■ Exercise prompt: Leave out the images and transcribe the entries below word for word.

********************

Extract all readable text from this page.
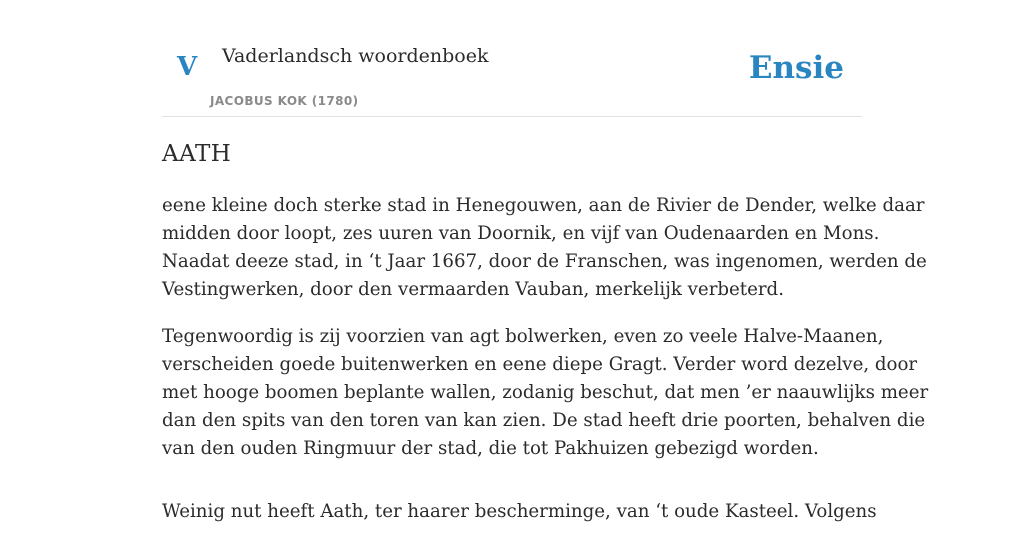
V Vaderlandsch woordenboek
JACOBUS KOK (1780)
Ensie
AATH

eene kleine doch sterke stad in Henegouwen, aan de Rivier de Dender, welke daar
midden door loopt, zes uuren van Doornik, en vijf van Oudenaarden en Mons.
Naadat deeze stad, in ‘t Jaar 1667, door de Franschen, was ingenomen, werden de
Vestingwerken, door den vermaarden Vauban, merkelijk verbeterd.

Tegenwoordig is zij voorzien van agt bolwerken, even zo veele Halve-Maanen,
verscheiden goede buitenwerken en eene diepe Gragt. Verder word dezelve, door
met hooge boomen beplante wallen, zodanig beschut, dat men ’er naauwlijks meer
dan den spits van den toren van kan zien. De stad heeft drie poorten, behalven die
van den ouden Ringmuur der stad, die tot Pakhuizen gebezigd worden.

Weinig nut heeft Aath, ter haarer bescherminge, van ‘t oude Kasteel. Volgens
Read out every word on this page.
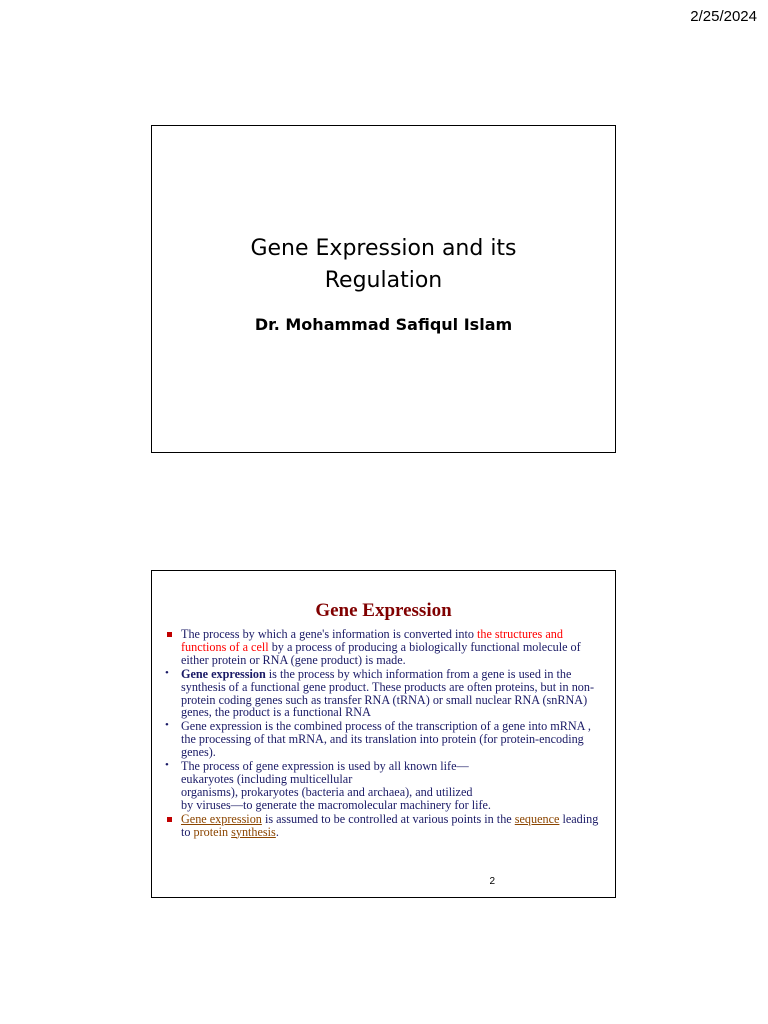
2/25/2024
Gene Expression and its
Regulation
Dr. Mohammad Safiqul Islam
Gene Expression
The process by which a gene's information is converted into the structures and functions of a cell by a process of producing a biologically functional molecule of either protein or RNA (gene product) is made.
Gene expression is the process by which information from a gene is used in the synthesis of a functional gene product. These products are often proteins, but in non-protein coding genes such as transfer RNA (tRNA) or small nuclear RNA (snRNA) genes, the product is a functional RNA
Gene expression is the combined process of the transcription of a gene into mRNA , the processing of that mRNA, and its translation into protein (for protein-encoding genes).
The process of gene expression is used by all known life—
eukaryotes (including multicellular
organisms), prokaryotes (bacteria and archaea), and utilized
by viruses—to generate the macromolecular machinery for life.
Gene expression is assumed to be controlled at various points in the sequence leading to protein synthesis.
2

********************

■ Answer to the problem:
Extract all readable text from this page.
V Vaderlandsch woordenboek
JACOBUS KOK (1780)
Ensie
AATH

eene kleine doch sterke stad in Henegouwen, aan de Rivier de Dender, welke daar
midden door loopt, zes uuren van Doornik, en vijf van Oudenaarden en Mons.
Naadat deeze stad, in ‘t Jaar 1667, door de Franschen, was ingenomen, werden de
Vestingwerken, door den vermaarden Vauban, merkelijk verbeterd.

Tegenwoordig is zij voorzien van agt bolwerken, even zo veele Halve-Maanen,
verscheiden goede buitenwerken en eene diepe Gragt. Verder word dezelve, door
met hooge boomen beplante wallen, zodanig beschut, dat men ’er naauwlijks meer
dan den spits van den toren van kan zien. De stad heeft drie poorten, behalven die
van den ouden Ringmuur der stad, die tot Pakhuizen gebezigd worden.

Weinig nut heeft Aath, ter haarer bescherminge, van ‘t oude Kasteel. Volgens
Read out every word on this page.
2/25/2024
Gene Expression and its
Regulation
Dr. Mohammad Safiqul Islam
Gene Expression
The process by which a gene's information is converted into the structures and functions of a cell by a process of producing a biologically functional molecule of either protein or RNA (gene product) is made.
Gene expression is the process by which information from a gene is used in the synthesis of a functional gene product. These products are often proteins, but in non-protein coding genes such as transfer RNA (tRNA) or small nuclear RNA (snRNA) genes, the product is a functional RNA
Gene expression is the combined process of the transcription of a gene into mRNA , the processing of that mRNA, and its translation into protein (for protein-encoding genes).
The process of gene expression is used by all known life—
eukaryotes (including multicellular
organisms), prokaryotes (bacteria and archaea), and utilized
by viruses—to generate the macromolecular machinery for life.
Gene expression is assumed to be controlled at various points in the sequence leading to protein synthesis.
2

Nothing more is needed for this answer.